> REQUIREMENT
Reproduce each of the following lines character for character.

Spatial layout lines
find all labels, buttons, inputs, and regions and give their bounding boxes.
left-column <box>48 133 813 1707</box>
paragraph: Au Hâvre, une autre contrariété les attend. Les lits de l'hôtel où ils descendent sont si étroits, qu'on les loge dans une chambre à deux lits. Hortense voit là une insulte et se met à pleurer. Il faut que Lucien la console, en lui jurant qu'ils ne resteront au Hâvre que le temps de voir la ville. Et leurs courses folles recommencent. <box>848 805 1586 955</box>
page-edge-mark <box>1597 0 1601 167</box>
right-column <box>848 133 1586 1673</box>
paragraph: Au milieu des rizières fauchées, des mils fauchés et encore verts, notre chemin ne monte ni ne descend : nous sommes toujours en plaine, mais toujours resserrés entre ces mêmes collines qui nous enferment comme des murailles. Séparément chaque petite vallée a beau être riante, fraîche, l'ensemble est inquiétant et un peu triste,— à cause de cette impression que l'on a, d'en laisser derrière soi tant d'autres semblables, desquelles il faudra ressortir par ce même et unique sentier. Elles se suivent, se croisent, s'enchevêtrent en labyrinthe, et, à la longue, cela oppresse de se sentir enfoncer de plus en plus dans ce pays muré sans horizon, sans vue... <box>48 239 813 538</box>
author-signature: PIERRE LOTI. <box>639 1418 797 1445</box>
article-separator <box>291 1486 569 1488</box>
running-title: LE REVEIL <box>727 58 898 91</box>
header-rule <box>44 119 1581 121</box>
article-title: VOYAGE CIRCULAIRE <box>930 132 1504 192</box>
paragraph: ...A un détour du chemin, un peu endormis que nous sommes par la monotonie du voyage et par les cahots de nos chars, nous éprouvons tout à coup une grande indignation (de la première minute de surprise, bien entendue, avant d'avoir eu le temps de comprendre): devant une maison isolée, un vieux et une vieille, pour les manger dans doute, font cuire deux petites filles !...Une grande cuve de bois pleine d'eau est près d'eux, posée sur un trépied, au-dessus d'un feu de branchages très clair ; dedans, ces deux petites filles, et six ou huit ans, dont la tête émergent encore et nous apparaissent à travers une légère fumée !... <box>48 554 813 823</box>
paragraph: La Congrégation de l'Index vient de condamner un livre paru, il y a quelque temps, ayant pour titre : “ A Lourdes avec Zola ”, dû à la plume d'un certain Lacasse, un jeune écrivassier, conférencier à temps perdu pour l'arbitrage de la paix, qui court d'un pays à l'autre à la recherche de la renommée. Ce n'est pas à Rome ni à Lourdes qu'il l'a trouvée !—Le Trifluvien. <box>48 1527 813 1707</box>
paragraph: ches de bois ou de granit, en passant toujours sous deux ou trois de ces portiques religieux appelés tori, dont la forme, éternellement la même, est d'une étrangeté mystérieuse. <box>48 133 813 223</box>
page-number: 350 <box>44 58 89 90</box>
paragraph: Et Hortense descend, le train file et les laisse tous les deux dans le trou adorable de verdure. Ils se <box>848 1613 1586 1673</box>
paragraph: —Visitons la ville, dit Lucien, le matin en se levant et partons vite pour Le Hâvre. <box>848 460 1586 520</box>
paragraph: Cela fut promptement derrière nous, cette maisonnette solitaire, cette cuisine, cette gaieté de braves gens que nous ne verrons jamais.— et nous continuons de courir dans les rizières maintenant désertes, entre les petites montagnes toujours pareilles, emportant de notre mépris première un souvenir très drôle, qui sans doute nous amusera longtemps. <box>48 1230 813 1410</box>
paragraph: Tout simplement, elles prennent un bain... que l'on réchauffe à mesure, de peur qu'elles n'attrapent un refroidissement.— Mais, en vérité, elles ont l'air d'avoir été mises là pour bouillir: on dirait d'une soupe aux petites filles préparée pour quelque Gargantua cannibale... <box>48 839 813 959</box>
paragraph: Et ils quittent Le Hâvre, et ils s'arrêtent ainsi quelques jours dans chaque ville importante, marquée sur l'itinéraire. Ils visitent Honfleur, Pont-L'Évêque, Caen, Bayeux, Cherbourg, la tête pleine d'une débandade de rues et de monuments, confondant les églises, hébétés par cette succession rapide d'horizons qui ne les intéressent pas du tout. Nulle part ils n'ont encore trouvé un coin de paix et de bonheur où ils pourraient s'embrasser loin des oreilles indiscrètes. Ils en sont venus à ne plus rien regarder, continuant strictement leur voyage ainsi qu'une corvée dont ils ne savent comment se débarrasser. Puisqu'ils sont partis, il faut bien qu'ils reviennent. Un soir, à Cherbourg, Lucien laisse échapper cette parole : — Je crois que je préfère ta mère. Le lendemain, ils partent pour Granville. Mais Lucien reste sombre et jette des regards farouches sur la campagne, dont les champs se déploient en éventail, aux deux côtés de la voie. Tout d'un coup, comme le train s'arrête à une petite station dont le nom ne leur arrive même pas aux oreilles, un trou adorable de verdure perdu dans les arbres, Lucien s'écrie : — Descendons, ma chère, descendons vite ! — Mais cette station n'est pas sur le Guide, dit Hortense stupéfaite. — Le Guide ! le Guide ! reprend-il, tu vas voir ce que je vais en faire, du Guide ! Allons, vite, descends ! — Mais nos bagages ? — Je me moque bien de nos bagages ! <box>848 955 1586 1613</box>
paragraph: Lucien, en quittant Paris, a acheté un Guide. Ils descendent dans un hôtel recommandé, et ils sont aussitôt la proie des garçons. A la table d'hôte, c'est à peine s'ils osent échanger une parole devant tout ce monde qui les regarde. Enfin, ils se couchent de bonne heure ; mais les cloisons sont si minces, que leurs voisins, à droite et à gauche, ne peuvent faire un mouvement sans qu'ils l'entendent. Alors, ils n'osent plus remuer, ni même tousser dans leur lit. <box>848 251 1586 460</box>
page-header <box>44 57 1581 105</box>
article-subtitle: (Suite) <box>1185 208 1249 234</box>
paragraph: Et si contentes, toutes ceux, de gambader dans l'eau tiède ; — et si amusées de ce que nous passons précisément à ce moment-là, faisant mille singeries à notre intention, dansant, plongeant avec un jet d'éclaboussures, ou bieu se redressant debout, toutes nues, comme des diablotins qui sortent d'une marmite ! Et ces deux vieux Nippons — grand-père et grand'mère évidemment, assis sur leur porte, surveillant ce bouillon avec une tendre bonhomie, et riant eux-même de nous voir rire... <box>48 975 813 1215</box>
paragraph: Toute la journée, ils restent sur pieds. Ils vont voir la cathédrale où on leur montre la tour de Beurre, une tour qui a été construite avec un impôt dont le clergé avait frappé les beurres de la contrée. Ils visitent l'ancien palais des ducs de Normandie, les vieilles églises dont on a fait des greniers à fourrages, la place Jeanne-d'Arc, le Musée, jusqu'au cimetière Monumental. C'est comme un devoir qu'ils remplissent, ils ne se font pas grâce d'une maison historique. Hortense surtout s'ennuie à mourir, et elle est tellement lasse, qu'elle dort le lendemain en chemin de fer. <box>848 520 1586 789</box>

> COMPLETED TASK
find all labels, buttons, inputs, and regions and give their bounding boxes.
left-column <box>48 133 813 1707</box>
paragraph: Au Hâvre, une autre contrariété les attend. Les lits de l'hôtel où ils descendent sont si étroits, qu'on les loge dans une chambre à deux lits. Hortense voit là une insulte et se met à pleurer. Il faut que Lucien la console, en lui jurant qu'ils ne resteront au Hâvre que le temps de voir la ville. Et leurs courses folles recommencent. <box>848 805 1586 955</box>
page-edge-mark <box>1597 0 1601 167</box>
right-column <box>848 133 1586 1673</box>
paragraph: Au milieu des rizières fauchées, des mils fauchés et encore verts, notre chemin ne monte ni ne descend : nous sommes toujours en plaine, mais toujours resserrés entre ces mêmes collines qui nous enferment comme des murailles. Séparément chaque petite vallée a beau être riante, fraîche, l'ensemble est inquiétant et un peu triste,— à cause de cette impression que l'on a, d'en laisser derrière soi tant d'autres semblables, desquelles il faudra ressortir par ce même et unique sentier. Elles se suivent, se croisent, s'enchevêtrent en labyrinthe, et, à la longue, cela oppresse de se sentir enfoncer de plus en plus dans ce pays muré sans horizon, sans vue... <box>48 239 813 538</box>
author-signature: PIERRE LOTI. <box>639 1418 797 1445</box>
article-separator <box>291 1486 569 1488</box>
running-title: LE REVEIL <box>727 58 898 91</box>
header-rule <box>44 119 1581 121</box>
article-title: VOYAGE CIRCULAIRE <box>930 132 1504 192</box>
paragraph: ...A un détour du chemin, un peu endormis que nous sommes par la monotonie du voyage et par les cahots de nos chars, nous éprouvons tout à coup une grande indignation (de la première minute de surprise, bien entendue, avant d'avoir eu le temps de comprendre): devant une maison isolée, un vieux et une vieille, pour les manger dans doute, font cuire deux petites filles !...Une grande cuve de bois pleine d'eau est près d'eux, posée sur un trépied, au-dessus d'un feu de branchages très clair ; dedans, ces deux petites filles, et six ou huit ans, dont la tête émergent encore et nous apparaissent à travers une légère fumée !... <box>48 554 813 823</box>
paragraph: La Congrégation de l'Index vient de condamner un livre paru, il y a quelque temps, ayant pour titre : “ A Lourdes avec Zola ”, dû à la plume d'un certain Lacasse, un jeune écrivassier, conférencier à temps perdu pour l'arbitrage de la paix, qui court d'un pays à l'autre à la recherche de la renommée. Ce n'est pas à Rome ni à Lourdes qu'il l'a trouvée !—Le Trifluvien. <box>48 1527 813 1707</box>
paragraph: ches de bois ou de granit, en passant toujours sous deux ou trois de ces portiques religieux appelés tori, dont la forme, éternellement la même, est d'une étrangeté mystérieuse. <box>48 133 813 223</box>
page-number: 350 <box>44 58 89 90</box>
paragraph: Et Hortense descend, le train file et les laisse tous les deux dans le trou adorable de verdure. Ils se <box>848 1613 1586 1673</box>
paragraph: —Visitons la ville, dit Lucien, le matin en se levant et partons vite pour Le Hâvre. <box>848 460 1586 520</box>
paragraph: Cela fut promptement derrière nous, cette maisonnette solitaire, cette cuisine, cette gaieté de braves gens que nous ne verrons jamais.— et nous continuons de courir dans les rizières maintenant désertes, entre les petites montagnes toujours pareilles, emportant de notre mépris première un souvenir très drôle, qui sans doute nous amusera longtemps. <box>48 1230 813 1410</box>
paragraph: Tout simplement, elles prennent un bain... que l'on réchauffe à mesure, de peur qu'elles n'attrapent un refroidissement.— Mais, en vérité, elles ont l'air d'avoir été mises là pour bouillir: on dirait d'une soupe aux petites filles préparée pour quelque Gargantua cannibale... <box>48 839 813 959</box>
paragraph: Et ils quittent Le Hâvre, et ils s'arrêtent ainsi quelques jours dans chaque ville importante, marquée sur l'itinéraire. Ils visitent Honfleur, Pont-L'Évêque, Caen, Bayeux, Cherbourg, la tête pleine d'une débandade de rues et de monuments, confondant les églises, hébétés par cette succession rapide d'horizons qui ne les intéressent pas du tout. Nulle part ils n'ont encore trouvé un coin de paix et de bonheur où ils pourraient s'embrasser loin des oreilles indiscrètes. Ils en sont venus à ne plus rien regarder, continuant strictement leur voyage ainsi qu'une corvée dont ils ne savent comment se débarrasser. Puisqu'ils sont partis, il faut bien qu'ils reviennent. Un soir, à Cherbourg, Lucien laisse échapper cette parole : — Je crois que je préfère ta mère. Le lendemain, ils partent pour Granville. Mais Lucien reste sombre et jette des regards farouches sur la campagne, dont les champs se déploient en éventail, aux deux côtés de la voie. Tout d'un coup, comme le train s'arrête à une petite station dont le nom ne leur arrive même pas aux oreilles, un trou adorable de verdure perdu dans les arbres, Lucien s'écrie : — Descendons, ma chère, descendons vite ! — Mais cette station n'est pas sur le Guide, dit Hortense stupéfaite. — Le Guide ! le Guide ! reprend-il, tu vas voir ce que je vais en faire, du Guide ! Allons, vite, descends ! — Mais nos bagages ? — Je me moque bien de nos bagages ! <box>848 955 1586 1613</box>
paragraph: Lucien, en quittant Paris, a acheté un Guide. Ils descendent dans un hôtel recommandé, et ils sont aussitôt la proie des garçons. A la table d'hôte, c'est à peine s'ils osent échanger une parole devant tout ce monde qui les regarde. Enfin, ils se couchent de bonne heure ; mais les cloisons sont si minces, que leurs voisins, à droite et à gauche, ne peuvent faire un mouvement sans qu'ils l'entendent. Alors, ils n'osent plus remuer, ni même tousser dans leur lit. <box>848 251 1586 460</box>
page-header <box>44 57 1581 105</box>
article-subtitle: (Suite) <box>1185 208 1249 234</box>
paragraph: Et si contentes, toutes ceux, de gambader dans l'eau tiède ; — et si amusées de ce que nous passons précisément à ce moment-là, faisant mille singeries à notre intention, dansant, plongeant avec un jet d'éclaboussures, ou bieu se redressant debout, toutes nues, comme des diablotins qui sortent d'une marmite ! Et ces deux vieux Nippons — grand-père et grand'mère évidemment, assis sur leur porte, surveillant ce bouillon avec une tendre bonhomie, et riant eux-même de nous voir rire... <box>48 975 813 1215</box>
paragraph: Toute la journée, ils restent sur pieds. Ils vont voir la cathédrale où on leur montre la tour de Beurre, une tour qui a été construite avec un impôt dont le clergé avait frappé les beurres de la contrée. Ils visitent l'ancien palais des ducs de Normandie, les vieilles églises dont on a fait des greniers à fourrages, la place Jeanne-d'Arc, le Musée, jusqu'au cimetière Monumental. C'est comme un devoir qu'ils remplissent, ils ne se font pas grâce d'une maison historique. Hortense surtout s'ennuie à mourir, et elle est tellement lasse, qu'elle dort le lendemain en chemin de fer. <box>848 520 1586 789</box>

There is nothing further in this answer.